Data for the task:
----

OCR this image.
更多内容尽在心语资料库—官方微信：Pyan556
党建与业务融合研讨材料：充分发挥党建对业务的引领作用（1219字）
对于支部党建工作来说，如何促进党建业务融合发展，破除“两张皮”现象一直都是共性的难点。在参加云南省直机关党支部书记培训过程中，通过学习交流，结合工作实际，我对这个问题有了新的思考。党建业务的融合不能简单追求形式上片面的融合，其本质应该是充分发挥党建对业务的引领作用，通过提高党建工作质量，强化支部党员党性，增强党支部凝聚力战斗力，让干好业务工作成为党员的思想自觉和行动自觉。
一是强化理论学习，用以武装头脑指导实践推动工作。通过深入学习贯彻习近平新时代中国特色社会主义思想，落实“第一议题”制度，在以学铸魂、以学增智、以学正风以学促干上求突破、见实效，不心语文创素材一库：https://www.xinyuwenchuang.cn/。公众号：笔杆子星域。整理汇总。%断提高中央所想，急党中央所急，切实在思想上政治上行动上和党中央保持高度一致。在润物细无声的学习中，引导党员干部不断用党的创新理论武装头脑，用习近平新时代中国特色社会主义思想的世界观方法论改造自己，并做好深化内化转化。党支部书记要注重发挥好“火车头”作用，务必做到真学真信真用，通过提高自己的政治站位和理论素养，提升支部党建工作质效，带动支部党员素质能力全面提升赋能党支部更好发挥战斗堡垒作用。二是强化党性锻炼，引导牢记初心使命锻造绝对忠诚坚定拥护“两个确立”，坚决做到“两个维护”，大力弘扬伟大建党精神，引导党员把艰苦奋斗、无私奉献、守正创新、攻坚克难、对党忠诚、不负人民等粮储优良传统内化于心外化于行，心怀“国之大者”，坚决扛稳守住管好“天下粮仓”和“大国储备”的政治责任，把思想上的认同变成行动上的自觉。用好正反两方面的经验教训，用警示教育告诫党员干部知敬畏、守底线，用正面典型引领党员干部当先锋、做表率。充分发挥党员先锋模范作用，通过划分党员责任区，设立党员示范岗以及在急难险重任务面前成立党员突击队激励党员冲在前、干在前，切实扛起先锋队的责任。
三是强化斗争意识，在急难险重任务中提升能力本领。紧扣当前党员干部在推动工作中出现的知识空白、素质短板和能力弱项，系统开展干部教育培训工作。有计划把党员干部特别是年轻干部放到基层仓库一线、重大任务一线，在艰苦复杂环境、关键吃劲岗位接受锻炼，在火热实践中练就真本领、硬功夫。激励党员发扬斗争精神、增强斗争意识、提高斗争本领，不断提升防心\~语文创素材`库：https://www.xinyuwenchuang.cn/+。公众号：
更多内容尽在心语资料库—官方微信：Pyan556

----

Exercise requirements: Only the number is wanted: how many lines in the preceding entries hold the string "https"?

Solution for this problem: 2